- LISTED RECORDS -
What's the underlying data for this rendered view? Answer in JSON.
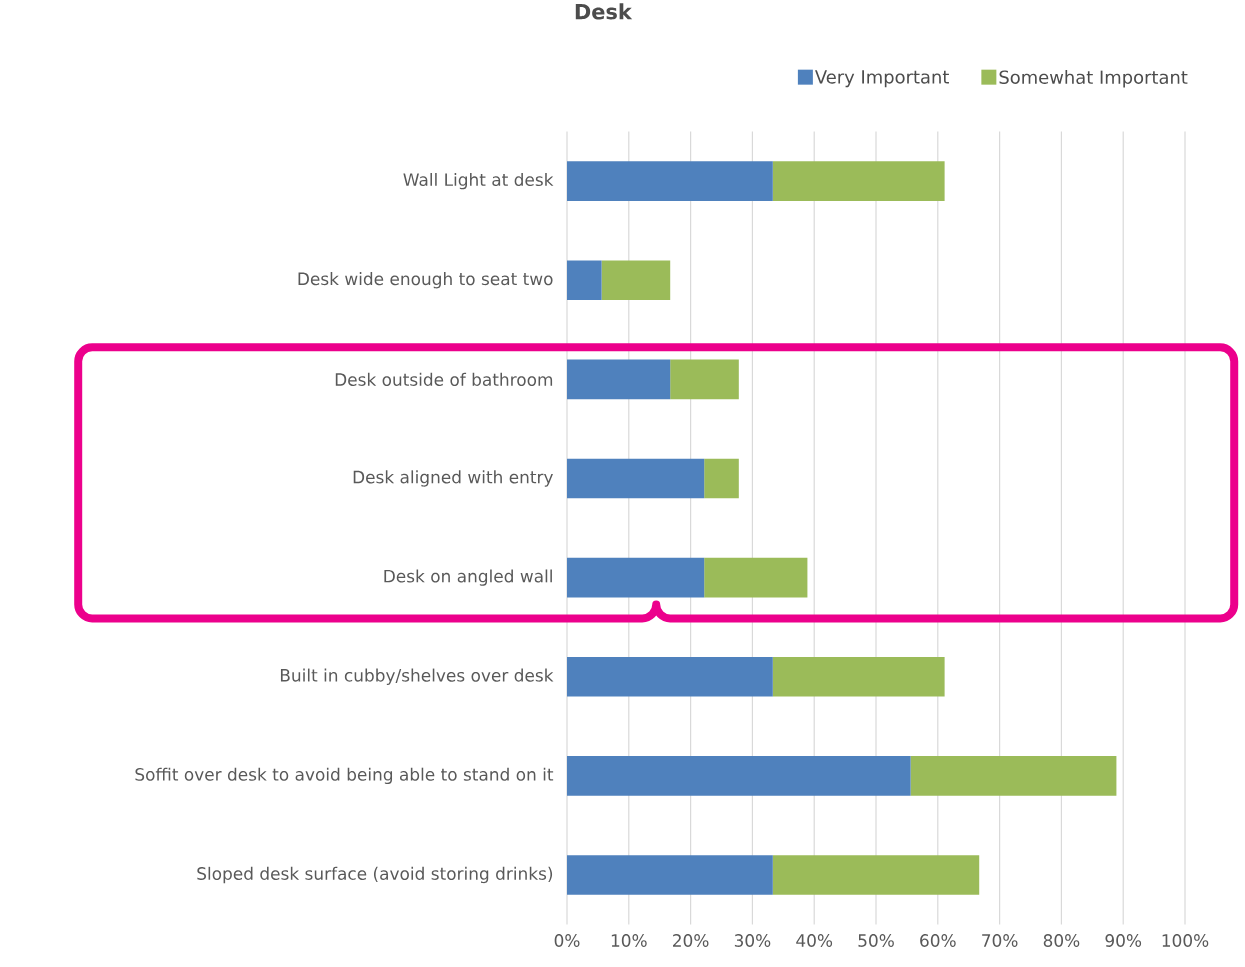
{
  "chart_data": {
    "type": "bar",
    "orientation": "horizontal",
    "stacked": true,
    "title": "Desk",
    "categories": [
      "Wall Light at desk",
      "Desk wide enough to seat two",
      "Desk outside of bathroom",
      "Desk aligned with entry",
      "Desk on angled wall",
      "Built in cubby/shelves over desk",
      "Soffit over desk to avoid being able to stand on it",
      "Sloped desk surface (avoid storing drinks)"
    ],
    "series": [
      {
        "name": "Very Important",
        "color": "#4f81bd",
        "values": [
          33.3,
          5.6,
          16.7,
          22.2,
          22.2,
          33.3,
          55.6,
          33.3
        ]
      },
      {
        "name": "Somewhat Important",
        "color": "#9bbb59",
        "values": [
          27.8,
          11.1,
          11.1,
          5.6,
          16.7,
          27.8,
          33.3,
          33.4
        ]
      }
    ],
    "xlim": [
      0,
      100
    ],
    "xticks": [
      {
        "value": 0,
        "label": "0%"
      },
      {
        "value": 10,
        "label": "10%"
      },
      {
        "value": 20,
        "label": "20%"
      },
      {
        "value": 30,
        "label": "30%"
      },
      {
        "value": 40,
        "label": "40%"
      },
      {
        "value": 50,
        "label": "50%"
      },
      {
        "value": 60,
        "label": "60%"
      },
      {
        "value": 70,
        "label": "70%"
      },
      {
        "value": 80,
        "label": "80%"
      },
      {
        "value": 90,
        "label": "90%"
      },
      {
        "value": 100,
        "label": "100%"
      }
    ],
    "grid": "x",
    "legend": "top right"
  }
}
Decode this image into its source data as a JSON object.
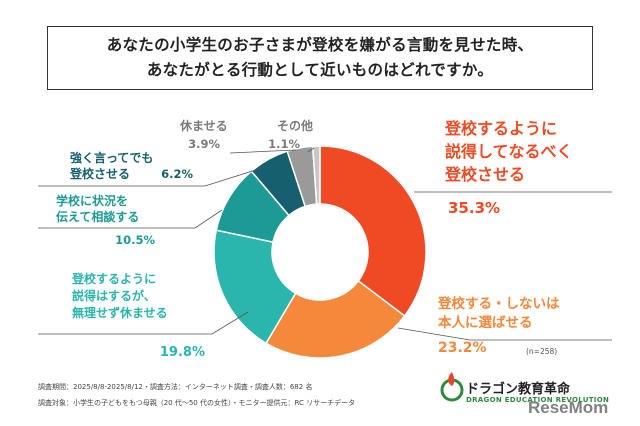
{
  "chart_data": {
    "type": "pie",
    "title": [
      "あなたの小学生のお子さまが登校を嫌がる言動を見せた時、",
      "あなたがとる行動として近いものはどれですか。"
    ],
    "categories": [
      [
        "登校するように",
        "説得してなるべく",
        "登校させる"
      ],
      [
        "登校する・しないは",
        "本人に選ばせる"
      ],
      [
        "登校するように",
        "説得はするが、",
        "無理せず休ませる"
      ],
      [
        "学校に状況を",
        "伝えて相談する"
      ],
      [
        "強く言ってでも",
        "登校させる"
      ],
      [
        "休ませる"
      ],
      [
        "その他"
      ]
    ],
    "values": [
      35.3,
      23.2,
      19.8,
      10.5,
      6.2,
      3.9,
      1.1
    ],
    "value_labels": [
      "35.3%",
      "23.2%",
      "19.8%",
      "10.5%",
      "6.2%",
      "3.9%",
      "1.1%"
    ],
    "colors": [
      "#ef4a23",
      "#f5883a",
      "#2ab5ad",
      "#1e9a96",
      "#165f6e",
      "#9a9a9a",
      "#c7c7c7"
    ],
    "label_colors": [
      "#ef4a23",
      "#f5883a",
      "#2ab5ad",
      "#1e9a96",
      "#165f6e",
      "#7a7a7a",
      "#7a7a7a"
    ],
    "sample_note": "(n=258)",
    "donut": true
  },
  "footer": {
    "line1": "調査期間：2025/8/8-2025/8/12・調査方法：インターネット調査・調査人数：682 名",
    "line2": "調査対象：小学生の子どもをもつ母親（20 代〜50 代の女性）・モニター提供元：RC リサーチデータ"
  },
  "brand": {
    "name": "ドラゴン教育革命",
    "sub": "DRAGON EDUCATION REVOLUTION",
    "watermark": "ReseMom"
  }
}
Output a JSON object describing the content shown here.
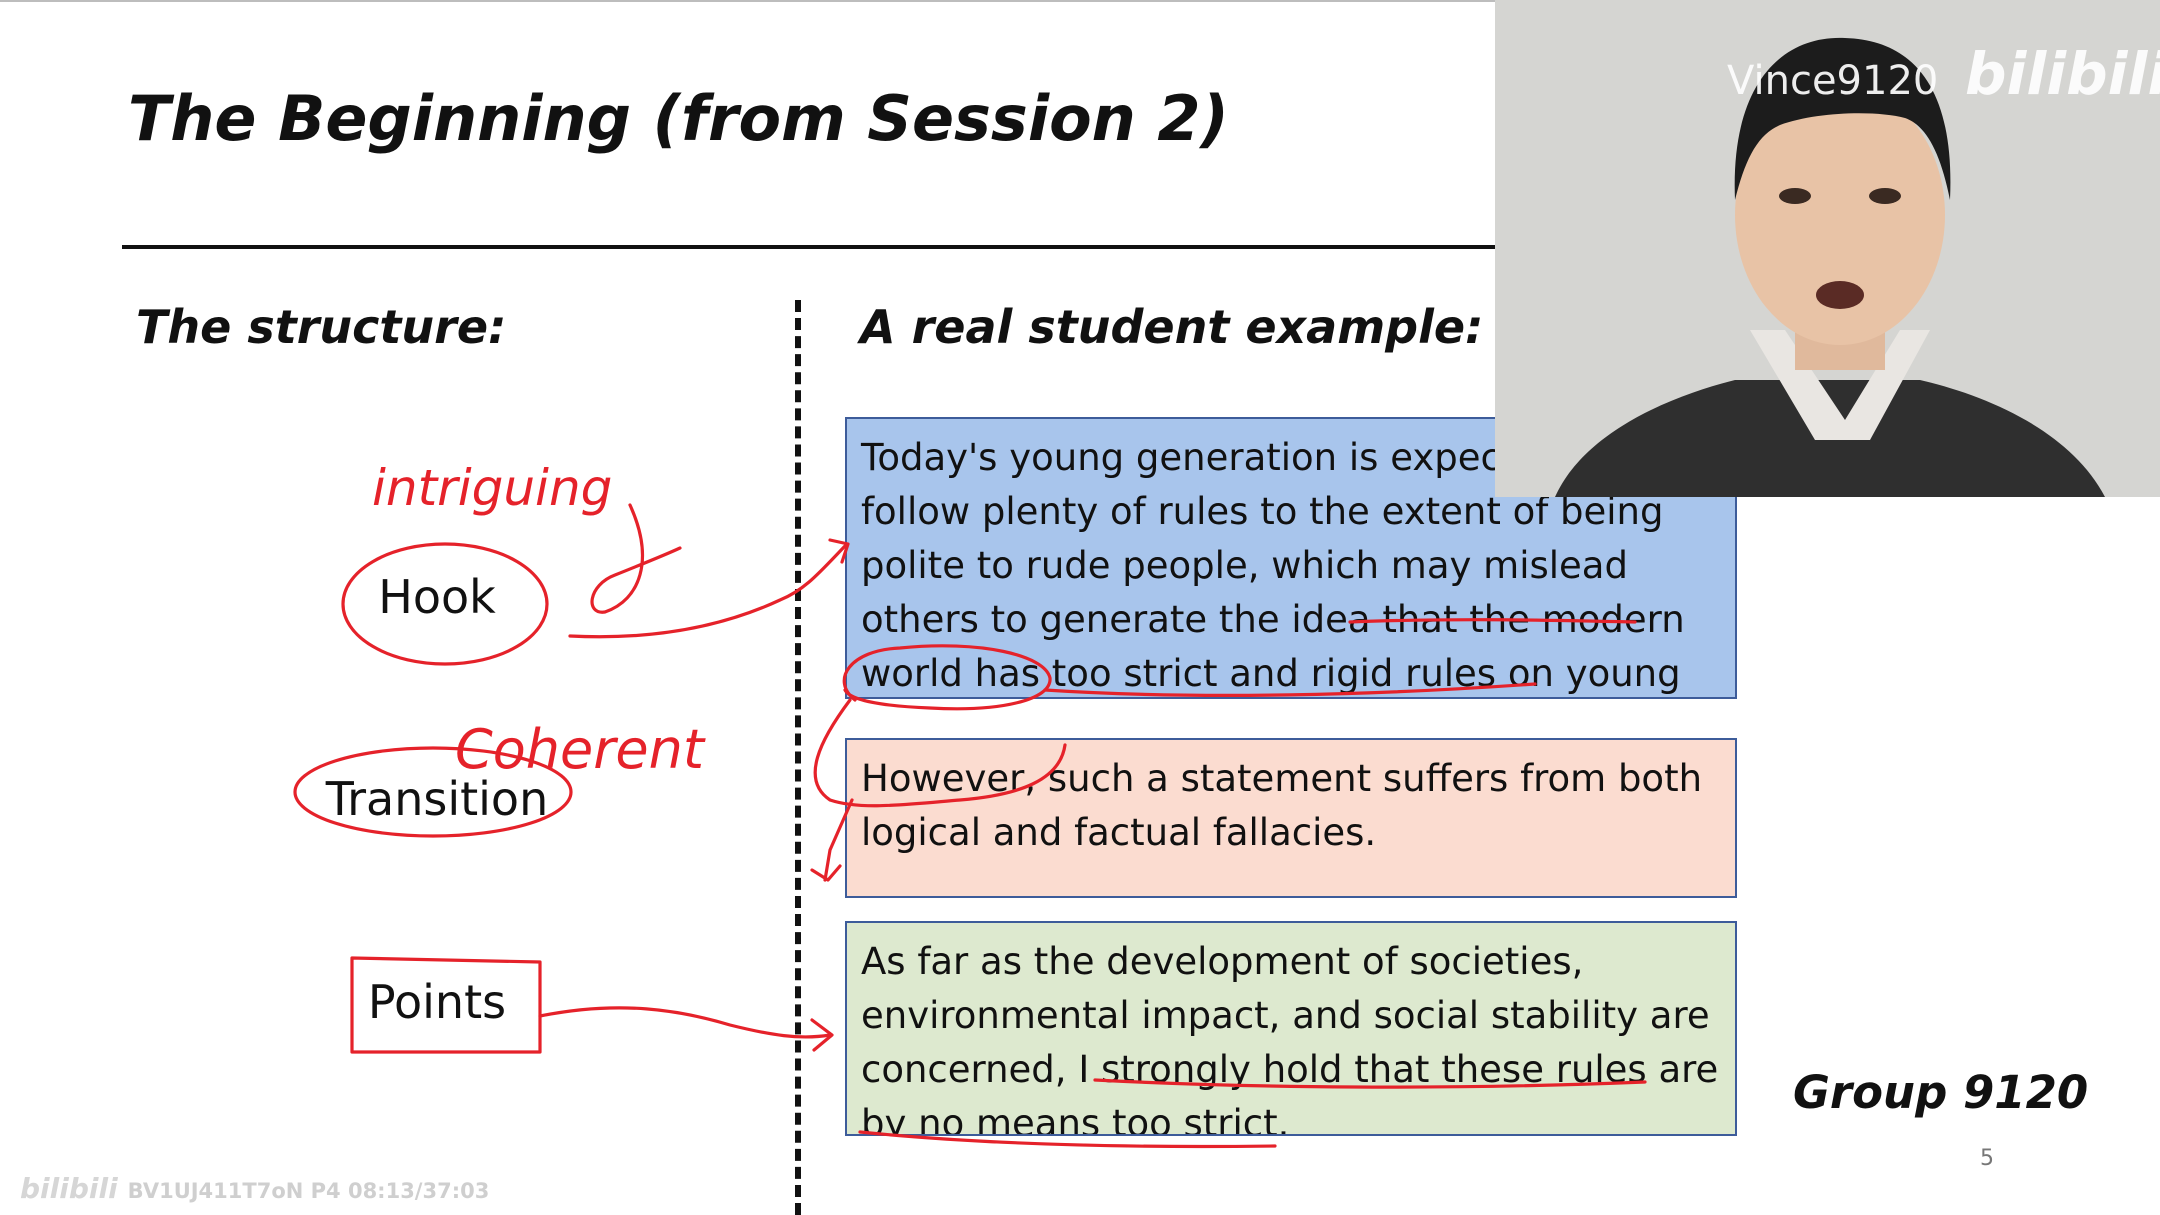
{
  "slide": {
    "title": "The Beginning (from Session 2)",
    "structure_heading": "The structure:",
    "example_heading": "A real student example:",
    "structure_items": [
      {
        "label": "Hook",
        "annotation": "intriguing"
      },
      {
        "label": "Transition",
        "annotation": "Coherent"
      },
      {
        "label": "Points"
      }
    ],
    "examples": [
      {
        "text": "Today's young generation is expected to follow plenty of rules to the extent of being polite to rude people, which may mislead others to generate the idea that the modern world has too strict and rigid rules on young adults."
      },
      {
        "text": "However, such a statement suffers from both logical and factual fallacies."
      },
      {
        "text": "As far as the development of societies, environmental impact, and social stability are concerned, I strongly hold that these rules are by no means too strict."
      }
    ],
    "group_label": "Group 9120",
    "page_number": "5"
  },
  "webcam": {
    "channel": "Vince9120",
    "logo": "bilibili"
  },
  "player": {
    "watermark": "bilibili",
    "video_info": "BV1UJ411T7oN P4 08:13/37:03"
  },
  "colors": {
    "hook_box": "#a8c5ec",
    "transition_box": "#fbdcd0",
    "points_box": "#dde9cf",
    "box_border": "#3d5c9a",
    "ink": "#e5222a"
  }
}
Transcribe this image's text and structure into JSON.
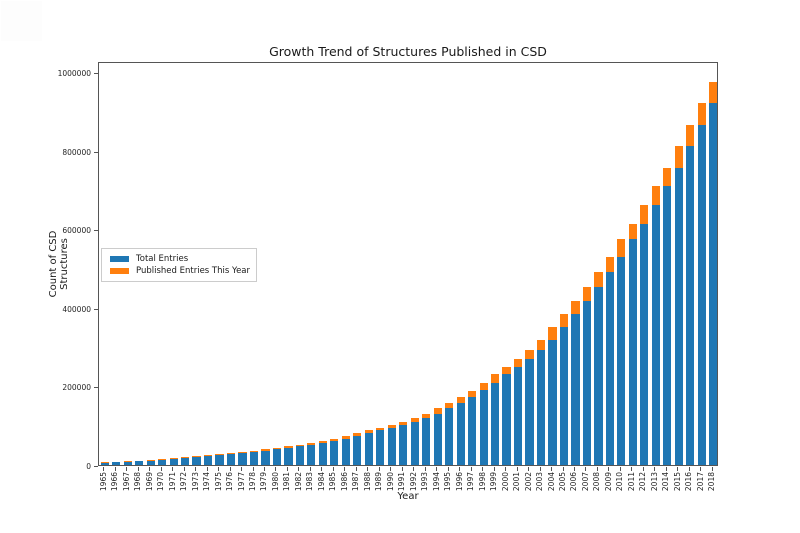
{
  "chart_data": {
    "type": "bar",
    "stacked": true,
    "title": "Growth Trend of Structures Published in CSD",
    "xlabel": "Year",
    "ylabel": "Count of CSD Structures",
    "ylim": [
      0,
      1030000
    ],
    "grid": false,
    "legend_position": "center-left",
    "y_tick_labels": [
      "0",
      "200000",
      "400000",
      "600000",
      "800000",
      "1000000"
    ],
    "y_tick_values": [
      0,
      200000,
      400000,
      600000,
      800000,
      1000000
    ],
    "categories": [
      "1965",
      "1966",
      "1967",
      "1968",
      "1969",
      "1970",
      "1971",
      "1972",
      "1973",
      "1974",
      "1975",
      "1976",
      "1977",
      "1978",
      "1979",
      "1980",
      "1981",
      "1982",
      "1983",
      "1984",
      "1985",
      "1986",
      "1987",
      "1988",
      "1989",
      "1990",
      "1991",
      "1992",
      "1993",
      "1994",
      "1995",
      "1996",
      "1997",
      "1998",
      "1999",
      "2000",
      "2001",
      "2002",
      "2003",
      "2004",
      "2005",
      "2006",
      "2007",
      "2008",
      "2009",
      "2010",
      "2011",
      "2012",
      "2013",
      "2014",
      "2015",
      "2016",
      "2017",
      "2018"
    ],
    "series": [
      {
        "name": "Total Entries",
        "color": "#1f77b4",
        "values": [
          4900,
          6500,
          8000,
          9600,
          11300,
          13200,
          15200,
          17400,
          19800,
          22400,
          25000,
          27600,
          30400,
          33400,
          36600,
          40000,
          43700,
          47600,
          51800,
          56300,
          61500,
          67500,
          74200,
          81700,
          89000,
          95000,
          101500,
          110000,
          119000,
          131000,
          145000,
          159000,
          173000,
          190000,
          210000,
          232000,
          251000,
          271000,
          293000,
          320000,
          352000,
          384000,
          418000,
          455000,
          492000,
          531000,
          576000,
          614000,
          663000,
          711000,
          756000,
          813000,
          868000,
          922000
        ]
      },
      {
        "name": "Published Entries This Year",
        "color": "#ff7f0e",
        "values": [
          1600,
          1500,
          1600,
          1700,
          1900,
          2000,
          2200,
          2400,
          2600,
          2600,
          2600,
          2800,
          3000,
          3200,
          3400,
          3700,
          3900,
          4200,
          4500,
          5200,
          6000,
          6700,
          7500,
          7300,
          6000,
          6500,
          8500,
          9000,
          12000,
          14000,
          14000,
          14000,
          17000,
          20000,
          22000,
          19000,
          20000,
          22000,
          27000,
          32000,
          32000,
          34000,
          37000,
          37000,
          39000,
          45000,
          38000,
          49000,
          48000,
          45000,
          57000,
          55000,
          54000,
          55000
        ]
      }
    ]
  },
  "colors": {
    "blue": "#1f77b4",
    "orange": "#ff7f0e",
    "spine": "#555555"
  }
}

- SHORT PROBLEM -
Looking at the listing above, how many of its lines contain the string "that"? Give the number alone.

- CORRECT RESPONSE -
2